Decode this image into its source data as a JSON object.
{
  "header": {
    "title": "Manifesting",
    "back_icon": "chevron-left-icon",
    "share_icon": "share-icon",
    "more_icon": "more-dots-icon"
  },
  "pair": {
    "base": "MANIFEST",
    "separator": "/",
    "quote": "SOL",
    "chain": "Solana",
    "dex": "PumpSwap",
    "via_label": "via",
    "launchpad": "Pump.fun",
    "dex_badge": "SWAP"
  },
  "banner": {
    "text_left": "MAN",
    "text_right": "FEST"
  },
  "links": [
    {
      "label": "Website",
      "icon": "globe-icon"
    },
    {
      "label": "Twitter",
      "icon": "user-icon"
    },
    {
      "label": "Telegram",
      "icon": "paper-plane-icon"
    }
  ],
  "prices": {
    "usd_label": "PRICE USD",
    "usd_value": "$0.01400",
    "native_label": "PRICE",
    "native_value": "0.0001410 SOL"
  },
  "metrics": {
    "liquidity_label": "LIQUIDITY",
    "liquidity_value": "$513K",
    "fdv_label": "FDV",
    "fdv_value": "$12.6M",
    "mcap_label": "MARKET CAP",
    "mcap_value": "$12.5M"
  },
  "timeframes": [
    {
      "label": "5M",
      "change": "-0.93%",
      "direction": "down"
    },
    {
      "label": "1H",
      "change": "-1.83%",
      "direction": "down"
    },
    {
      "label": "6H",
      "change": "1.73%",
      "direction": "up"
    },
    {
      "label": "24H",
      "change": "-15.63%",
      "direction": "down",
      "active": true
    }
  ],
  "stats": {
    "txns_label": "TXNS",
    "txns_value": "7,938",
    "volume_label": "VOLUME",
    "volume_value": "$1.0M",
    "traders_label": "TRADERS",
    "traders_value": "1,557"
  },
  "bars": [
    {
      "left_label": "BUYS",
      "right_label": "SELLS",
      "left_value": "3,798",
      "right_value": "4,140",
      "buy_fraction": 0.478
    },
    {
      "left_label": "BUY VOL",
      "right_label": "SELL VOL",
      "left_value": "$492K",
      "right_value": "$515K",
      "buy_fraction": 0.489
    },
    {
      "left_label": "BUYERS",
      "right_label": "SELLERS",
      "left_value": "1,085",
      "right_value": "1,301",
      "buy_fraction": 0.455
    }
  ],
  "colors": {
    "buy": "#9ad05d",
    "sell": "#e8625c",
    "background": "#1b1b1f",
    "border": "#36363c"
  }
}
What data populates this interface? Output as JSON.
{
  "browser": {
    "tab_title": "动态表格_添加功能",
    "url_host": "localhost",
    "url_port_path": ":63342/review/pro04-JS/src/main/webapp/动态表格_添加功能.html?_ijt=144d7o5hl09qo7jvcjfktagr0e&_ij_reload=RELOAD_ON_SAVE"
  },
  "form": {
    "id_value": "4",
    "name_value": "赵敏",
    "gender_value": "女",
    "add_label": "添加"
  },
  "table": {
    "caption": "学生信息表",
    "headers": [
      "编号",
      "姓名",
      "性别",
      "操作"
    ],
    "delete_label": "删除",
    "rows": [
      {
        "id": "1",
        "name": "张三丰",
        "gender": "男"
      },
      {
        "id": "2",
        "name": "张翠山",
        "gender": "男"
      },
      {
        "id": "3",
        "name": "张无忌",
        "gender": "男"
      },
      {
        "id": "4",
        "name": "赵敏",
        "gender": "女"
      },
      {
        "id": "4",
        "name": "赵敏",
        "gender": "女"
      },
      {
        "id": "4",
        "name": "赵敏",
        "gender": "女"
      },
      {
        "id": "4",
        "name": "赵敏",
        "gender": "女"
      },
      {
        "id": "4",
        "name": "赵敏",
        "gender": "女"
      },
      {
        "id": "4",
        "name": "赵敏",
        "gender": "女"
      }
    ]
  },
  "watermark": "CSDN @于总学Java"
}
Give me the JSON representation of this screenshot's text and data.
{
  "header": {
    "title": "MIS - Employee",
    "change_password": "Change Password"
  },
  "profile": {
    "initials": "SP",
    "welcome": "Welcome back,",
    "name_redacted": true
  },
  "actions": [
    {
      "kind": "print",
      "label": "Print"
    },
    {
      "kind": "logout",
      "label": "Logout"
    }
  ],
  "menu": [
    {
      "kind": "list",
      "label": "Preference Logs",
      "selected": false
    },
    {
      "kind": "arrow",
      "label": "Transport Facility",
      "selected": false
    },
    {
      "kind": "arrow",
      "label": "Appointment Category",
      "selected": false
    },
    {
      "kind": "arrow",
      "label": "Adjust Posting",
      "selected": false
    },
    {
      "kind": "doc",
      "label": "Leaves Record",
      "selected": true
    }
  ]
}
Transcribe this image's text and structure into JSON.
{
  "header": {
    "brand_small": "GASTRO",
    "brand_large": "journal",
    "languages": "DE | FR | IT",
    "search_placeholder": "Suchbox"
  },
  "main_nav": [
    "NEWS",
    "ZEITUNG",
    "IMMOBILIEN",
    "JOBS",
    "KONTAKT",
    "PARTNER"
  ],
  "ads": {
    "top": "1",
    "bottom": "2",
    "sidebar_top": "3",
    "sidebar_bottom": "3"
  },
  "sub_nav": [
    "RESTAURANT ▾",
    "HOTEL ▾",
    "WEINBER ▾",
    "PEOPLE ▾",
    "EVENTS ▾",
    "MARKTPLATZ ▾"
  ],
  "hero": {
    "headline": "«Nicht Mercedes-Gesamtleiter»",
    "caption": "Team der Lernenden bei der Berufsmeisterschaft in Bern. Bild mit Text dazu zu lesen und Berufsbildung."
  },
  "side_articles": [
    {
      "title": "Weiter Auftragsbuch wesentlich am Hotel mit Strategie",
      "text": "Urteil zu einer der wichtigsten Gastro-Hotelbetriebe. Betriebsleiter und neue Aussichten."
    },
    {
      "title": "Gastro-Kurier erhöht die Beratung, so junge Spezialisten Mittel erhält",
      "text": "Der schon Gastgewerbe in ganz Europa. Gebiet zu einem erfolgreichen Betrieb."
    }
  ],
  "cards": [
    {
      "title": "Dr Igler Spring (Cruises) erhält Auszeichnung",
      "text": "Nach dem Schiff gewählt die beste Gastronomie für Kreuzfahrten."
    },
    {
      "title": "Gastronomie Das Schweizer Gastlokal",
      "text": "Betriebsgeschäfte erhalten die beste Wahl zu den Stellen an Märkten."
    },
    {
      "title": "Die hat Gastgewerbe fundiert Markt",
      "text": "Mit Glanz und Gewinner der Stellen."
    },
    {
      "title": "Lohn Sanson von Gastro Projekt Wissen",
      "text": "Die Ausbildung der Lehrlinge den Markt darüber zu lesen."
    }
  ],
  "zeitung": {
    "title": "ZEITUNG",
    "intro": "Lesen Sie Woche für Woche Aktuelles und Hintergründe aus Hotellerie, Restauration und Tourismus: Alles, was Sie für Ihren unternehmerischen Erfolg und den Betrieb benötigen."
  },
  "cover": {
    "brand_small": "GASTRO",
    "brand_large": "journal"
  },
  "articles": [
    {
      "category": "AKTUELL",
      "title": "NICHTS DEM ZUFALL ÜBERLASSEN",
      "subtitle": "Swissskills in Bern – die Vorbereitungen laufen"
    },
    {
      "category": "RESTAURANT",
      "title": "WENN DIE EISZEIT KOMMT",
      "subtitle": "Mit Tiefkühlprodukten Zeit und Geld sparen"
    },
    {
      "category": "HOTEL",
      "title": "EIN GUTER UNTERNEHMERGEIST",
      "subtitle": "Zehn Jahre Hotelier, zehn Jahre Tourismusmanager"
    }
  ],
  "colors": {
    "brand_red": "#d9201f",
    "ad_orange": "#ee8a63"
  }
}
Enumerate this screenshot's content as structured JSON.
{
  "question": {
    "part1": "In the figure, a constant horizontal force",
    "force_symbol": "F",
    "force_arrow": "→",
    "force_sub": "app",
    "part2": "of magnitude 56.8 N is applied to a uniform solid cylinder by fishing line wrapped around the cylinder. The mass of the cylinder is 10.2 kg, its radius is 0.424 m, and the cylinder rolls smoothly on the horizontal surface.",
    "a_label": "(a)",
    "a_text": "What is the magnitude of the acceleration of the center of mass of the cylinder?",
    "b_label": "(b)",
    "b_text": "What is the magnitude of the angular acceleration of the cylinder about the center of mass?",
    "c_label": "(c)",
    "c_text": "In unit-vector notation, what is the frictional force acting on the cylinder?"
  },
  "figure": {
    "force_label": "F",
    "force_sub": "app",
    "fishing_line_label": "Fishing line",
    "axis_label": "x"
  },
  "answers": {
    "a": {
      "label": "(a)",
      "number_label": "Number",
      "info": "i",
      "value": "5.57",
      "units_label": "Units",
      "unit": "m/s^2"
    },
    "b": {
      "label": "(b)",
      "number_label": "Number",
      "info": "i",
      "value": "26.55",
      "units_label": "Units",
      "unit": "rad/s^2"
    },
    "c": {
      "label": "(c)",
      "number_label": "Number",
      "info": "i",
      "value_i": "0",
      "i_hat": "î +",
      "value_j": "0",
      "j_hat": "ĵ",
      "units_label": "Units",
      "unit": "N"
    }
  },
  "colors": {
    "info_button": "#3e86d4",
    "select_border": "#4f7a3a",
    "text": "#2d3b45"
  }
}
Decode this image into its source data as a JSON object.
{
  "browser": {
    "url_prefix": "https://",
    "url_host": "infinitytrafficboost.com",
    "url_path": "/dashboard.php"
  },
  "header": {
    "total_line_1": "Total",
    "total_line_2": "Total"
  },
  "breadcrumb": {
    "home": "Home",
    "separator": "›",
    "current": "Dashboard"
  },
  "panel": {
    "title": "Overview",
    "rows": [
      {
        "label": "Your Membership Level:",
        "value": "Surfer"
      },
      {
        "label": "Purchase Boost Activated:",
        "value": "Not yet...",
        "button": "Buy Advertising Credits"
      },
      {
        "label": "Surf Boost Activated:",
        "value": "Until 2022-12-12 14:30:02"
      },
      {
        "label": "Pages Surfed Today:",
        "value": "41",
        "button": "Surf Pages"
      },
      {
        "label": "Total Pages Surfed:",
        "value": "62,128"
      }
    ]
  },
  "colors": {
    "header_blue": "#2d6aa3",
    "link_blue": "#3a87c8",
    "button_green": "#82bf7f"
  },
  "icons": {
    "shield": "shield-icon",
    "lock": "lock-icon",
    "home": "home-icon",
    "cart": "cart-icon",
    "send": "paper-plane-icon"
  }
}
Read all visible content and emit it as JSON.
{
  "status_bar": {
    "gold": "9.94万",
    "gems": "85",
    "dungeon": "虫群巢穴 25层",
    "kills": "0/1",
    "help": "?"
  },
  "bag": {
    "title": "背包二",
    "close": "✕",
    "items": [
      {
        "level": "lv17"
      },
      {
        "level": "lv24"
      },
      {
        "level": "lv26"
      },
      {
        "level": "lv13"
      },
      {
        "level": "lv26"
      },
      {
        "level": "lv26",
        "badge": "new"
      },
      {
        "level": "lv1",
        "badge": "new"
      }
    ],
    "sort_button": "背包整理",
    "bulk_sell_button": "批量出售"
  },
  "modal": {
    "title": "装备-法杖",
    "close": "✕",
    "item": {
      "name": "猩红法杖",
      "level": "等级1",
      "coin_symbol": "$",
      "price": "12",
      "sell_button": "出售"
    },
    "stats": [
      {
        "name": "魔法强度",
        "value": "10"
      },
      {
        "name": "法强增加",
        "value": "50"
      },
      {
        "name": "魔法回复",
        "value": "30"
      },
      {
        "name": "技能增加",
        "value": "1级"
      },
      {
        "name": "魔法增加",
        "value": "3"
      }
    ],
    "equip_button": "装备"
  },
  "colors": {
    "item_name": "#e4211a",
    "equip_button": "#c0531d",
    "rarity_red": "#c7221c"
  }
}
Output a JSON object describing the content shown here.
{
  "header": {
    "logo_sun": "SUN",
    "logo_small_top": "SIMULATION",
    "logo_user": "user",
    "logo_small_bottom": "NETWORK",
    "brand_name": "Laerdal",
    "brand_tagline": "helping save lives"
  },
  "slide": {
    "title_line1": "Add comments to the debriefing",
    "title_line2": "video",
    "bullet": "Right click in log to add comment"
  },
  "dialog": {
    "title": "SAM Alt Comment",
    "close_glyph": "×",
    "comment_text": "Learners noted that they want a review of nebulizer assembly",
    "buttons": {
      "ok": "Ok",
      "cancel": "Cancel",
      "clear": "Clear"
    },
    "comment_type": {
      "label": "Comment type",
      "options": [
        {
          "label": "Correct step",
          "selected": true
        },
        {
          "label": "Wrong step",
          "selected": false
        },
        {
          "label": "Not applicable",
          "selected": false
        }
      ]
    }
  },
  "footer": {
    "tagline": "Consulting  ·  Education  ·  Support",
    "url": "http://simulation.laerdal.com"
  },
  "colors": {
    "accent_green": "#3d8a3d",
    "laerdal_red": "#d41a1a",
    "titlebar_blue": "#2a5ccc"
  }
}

===

Pick out and copy the lines of the entries that hold the string "Output".

TASK RESULT »
What data populates this interface? Output as JSON.
Output a JSON object describing the content shown here.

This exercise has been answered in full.